In the copy, include every entry exactly but none of the pictures.
------ Data extract
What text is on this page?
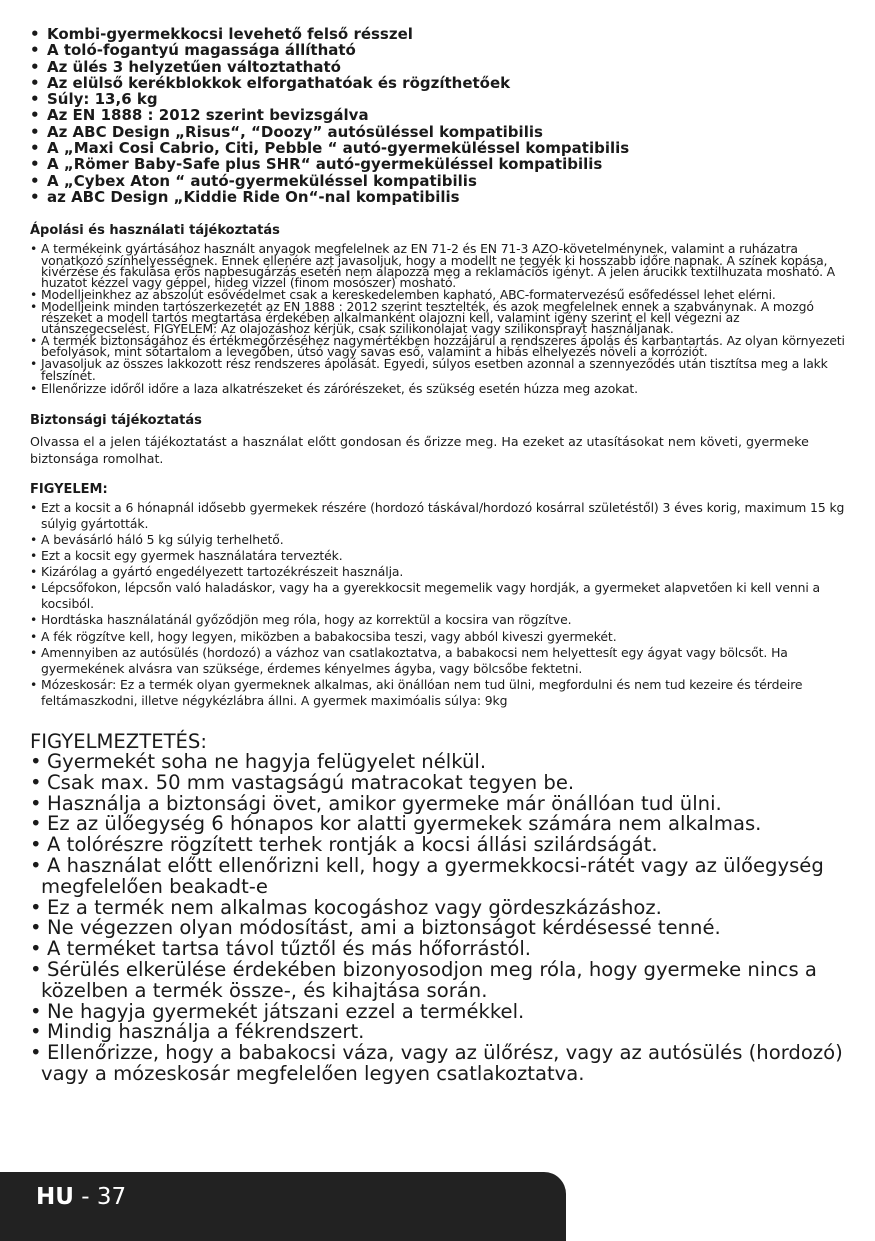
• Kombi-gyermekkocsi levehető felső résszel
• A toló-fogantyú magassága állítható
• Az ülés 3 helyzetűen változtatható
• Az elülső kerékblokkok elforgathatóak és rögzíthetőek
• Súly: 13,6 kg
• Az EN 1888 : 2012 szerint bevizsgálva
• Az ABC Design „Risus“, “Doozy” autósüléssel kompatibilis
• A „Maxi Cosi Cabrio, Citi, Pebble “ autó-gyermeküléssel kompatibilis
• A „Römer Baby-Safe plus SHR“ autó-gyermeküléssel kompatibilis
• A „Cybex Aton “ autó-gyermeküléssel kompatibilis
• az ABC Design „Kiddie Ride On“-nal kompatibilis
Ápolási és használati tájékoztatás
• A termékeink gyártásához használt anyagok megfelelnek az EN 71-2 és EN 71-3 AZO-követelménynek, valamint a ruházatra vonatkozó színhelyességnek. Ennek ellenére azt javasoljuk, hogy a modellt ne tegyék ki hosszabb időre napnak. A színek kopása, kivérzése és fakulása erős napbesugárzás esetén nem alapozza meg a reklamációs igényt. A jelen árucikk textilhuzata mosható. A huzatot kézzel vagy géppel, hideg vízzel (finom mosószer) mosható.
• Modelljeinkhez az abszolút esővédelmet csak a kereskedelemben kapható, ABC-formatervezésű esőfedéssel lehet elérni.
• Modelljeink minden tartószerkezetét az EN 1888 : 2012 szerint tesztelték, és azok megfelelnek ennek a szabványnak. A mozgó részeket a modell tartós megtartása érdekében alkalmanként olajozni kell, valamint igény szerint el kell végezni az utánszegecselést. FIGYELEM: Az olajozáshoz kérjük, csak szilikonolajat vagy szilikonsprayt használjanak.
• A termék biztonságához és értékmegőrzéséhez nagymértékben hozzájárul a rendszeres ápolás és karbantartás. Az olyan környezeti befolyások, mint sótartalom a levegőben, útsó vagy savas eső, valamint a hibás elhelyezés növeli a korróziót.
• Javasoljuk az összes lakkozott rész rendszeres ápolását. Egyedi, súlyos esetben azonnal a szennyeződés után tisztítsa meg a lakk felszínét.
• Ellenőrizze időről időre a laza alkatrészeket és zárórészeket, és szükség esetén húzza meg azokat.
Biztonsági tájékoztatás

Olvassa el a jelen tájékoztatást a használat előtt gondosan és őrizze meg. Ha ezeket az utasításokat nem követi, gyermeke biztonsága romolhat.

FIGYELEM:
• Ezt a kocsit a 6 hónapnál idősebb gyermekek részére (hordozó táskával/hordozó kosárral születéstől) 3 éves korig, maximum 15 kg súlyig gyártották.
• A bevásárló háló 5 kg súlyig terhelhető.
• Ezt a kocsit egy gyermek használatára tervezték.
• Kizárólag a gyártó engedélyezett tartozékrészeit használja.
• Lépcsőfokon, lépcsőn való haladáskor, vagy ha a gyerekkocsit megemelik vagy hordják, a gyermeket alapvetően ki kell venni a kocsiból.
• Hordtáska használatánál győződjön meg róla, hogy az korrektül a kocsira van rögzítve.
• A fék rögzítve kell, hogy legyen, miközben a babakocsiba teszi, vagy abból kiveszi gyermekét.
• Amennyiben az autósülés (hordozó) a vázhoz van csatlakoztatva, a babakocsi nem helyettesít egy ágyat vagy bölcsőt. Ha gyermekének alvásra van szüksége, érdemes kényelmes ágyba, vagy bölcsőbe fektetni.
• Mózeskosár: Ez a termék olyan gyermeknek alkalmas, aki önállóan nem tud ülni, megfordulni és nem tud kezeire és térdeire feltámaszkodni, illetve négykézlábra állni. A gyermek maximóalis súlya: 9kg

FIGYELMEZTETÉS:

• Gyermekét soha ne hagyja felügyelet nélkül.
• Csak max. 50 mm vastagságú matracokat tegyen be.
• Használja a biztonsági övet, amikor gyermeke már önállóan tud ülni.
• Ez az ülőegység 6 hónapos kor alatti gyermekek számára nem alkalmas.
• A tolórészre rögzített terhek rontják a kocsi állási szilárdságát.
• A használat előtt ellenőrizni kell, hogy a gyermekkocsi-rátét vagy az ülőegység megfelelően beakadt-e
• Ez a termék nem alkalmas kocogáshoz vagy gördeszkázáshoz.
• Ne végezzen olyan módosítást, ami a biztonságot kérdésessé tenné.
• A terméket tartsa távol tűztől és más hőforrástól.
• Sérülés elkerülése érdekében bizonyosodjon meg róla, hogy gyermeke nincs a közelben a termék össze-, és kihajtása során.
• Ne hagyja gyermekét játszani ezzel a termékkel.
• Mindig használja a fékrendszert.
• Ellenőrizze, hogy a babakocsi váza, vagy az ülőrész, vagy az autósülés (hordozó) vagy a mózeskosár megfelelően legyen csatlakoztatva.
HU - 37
------------
### Response to the task
What text is on this page?
• Kombi-gyermekkocsi levehető felső résszel
• A toló-fogantyú magassága állítható
• Az ülés 3 helyzetűen változtatható
• Az elülső kerékblokkok elforgathatóak és rögzíthetőek
• Súly: 13,6 kg
• Az EN 1888 : 2012 szerint bevizsgálva
• Az ABC Design „Risus“, “Doozy” autósüléssel kompatibilis
• A „Maxi Cosi Cabrio, Citi, Pebble “ autó-gyermeküléssel kompatibilis
• A „Römer Baby-Safe plus SHR“ autó-gyermeküléssel kompatibilis
• A „Cybex Aton “ autó-gyermeküléssel kompatibilis
• az ABC Design „Kiddie Ride On“-nal kompatibilis
Ápolási és használati tájékoztatás
• A termékeink gyártásához használt anyagok megfelelnek az EN 71-2 és EN 71-3 AZO-követelménynek, valamint a ruházatra vonatkozó színhelyességnek. Ennek ellenére azt javasoljuk, hogy a modellt ne tegyék ki hosszabb időre napnak. A színek kopása, kivérzése és fakulása erős napbesugárzás esetén nem alapozza meg a reklamációs igényt. A jelen árucikk textilhuzata mosható. A huzatot kézzel vagy géppel, hideg vízzel (finom mosószer) mosható.
• Modelljeinkhez az abszolút esővédelmet csak a kereskedelemben kapható, ABC-formatervezésű esőfedéssel lehet elérni.
• Modelljeink minden tartószerkezetét az EN 1888 : 2012 szerint tesztelték, és azok megfelelnek ennek a szabványnak. A mozgó részeket a modell tartós megtartása érdekében alkalmanként olajozni kell, valamint igény szerint el kell végezni az utánszegecselést. FIGYELEM: Az olajozáshoz kérjük, csak szilikonolajat vagy szilikonsprayt használjanak.
• A termék biztonságához és értékmegőrzéséhez nagymértékben hozzájárul a rendszeres ápolás és karbantartás. Az olyan környezeti befolyások, mint sótartalom a levegőben, útsó vagy savas eső, valamint a hibás elhelyezés növeli a korróziót.
• Javasoljuk az összes lakkozott rész rendszeres ápolását. Egyedi, súlyos esetben azonnal a szennyeződés után tisztítsa meg a lakk felszínét.
• Ellenőrizze időről időre a laza alkatrészeket és zárórészeket, és szükség esetén húzza meg azokat.
Biztonsági tájékoztatás

Olvassa el a jelen tájékoztatást a használat előtt gondosan és őrizze meg. Ha ezeket az utasításokat nem követi, gyermeke biztonsága romolhat.

FIGYELEM:
• Ezt a kocsit a 6 hónapnál idősebb gyermekek részére (hordozó táskával/hordozó kosárral születéstől) 3 éves korig, maximum 15 kg súlyig gyártották.
• A bevásárló háló 5 kg súlyig terhelhető.
• Ezt a kocsit egy gyermek használatára tervezték.
• Kizárólag a gyártó engedélyezett tartozékrészeit használja.
• Lépcsőfokon, lépcsőn való haladáskor, vagy ha a gyerekkocsit megemelik vagy hordják, a gyermeket alapvetően ki kell venni a kocsiból.
• Hordtáska használatánál győződjön meg róla, hogy az korrektül a kocsira van rögzítve.
• A fék rögzítve kell, hogy legyen, miközben a babakocsiba teszi, vagy abból kiveszi gyermekét.
• Amennyiben az autósülés (hordozó) a vázhoz van csatlakoztatva, a babakocsi nem helyettesít egy ágyat vagy bölcsőt. Ha gyermekének alvásra van szüksége, érdemes kényelmes ágyba, vagy bölcsőbe fektetni.
• Mózeskosár: Ez a termék olyan gyermeknek alkalmas, aki önállóan nem tud ülni, megfordulni és nem tud kezeire és térdeire feltámaszkodni, illetve négykézlábra állni. A gyermek maximóalis súlya: 9kg

FIGYELMEZTETÉS:

• Gyermekét soha ne hagyja felügyelet nélkül.
• Csak max. 50 mm vastagságú matracokat tegyen be.
• Használja a biztonsági övet, amikor gyermeke már önállóan tud ülni.
• Ez az ülőegység 6 hónapos kor alatti gyermekek számára nem alkalmas.
• A tolórészre rögzített terhek rontják a kocsi állási szilárdságát.
• A használat előtt ellenőrizni kell, hogy a gyermekkocsi-rátét vagy az ülőegység megfelelően beakadt-e
• Ez a termék nem alkalmas kocogáshoz vagy gördeszkázáshoz.
• Ne végezzen olyan módosítást, ami a biztonságot kérdésessé tenné.
• A terméket tartsa távol tűztől és más hőforrástól.
• Sérülés elkerülése érdekében bizonyosodjon meg róla, hogy gyermeke nincs a közelben a termék össze-, és kihajtása során.
• Ne hagyja gyermekét játszani ezzel a termékkel.
• Mindig használja a fékrendszert.
• Ellenőrizze, hogy a babakocsi váza, vagy az ülőrész, vagy az autósülés (hordozó) vagy a mózeskosár megfelelően legyen csatlakoztatva.
HU - 37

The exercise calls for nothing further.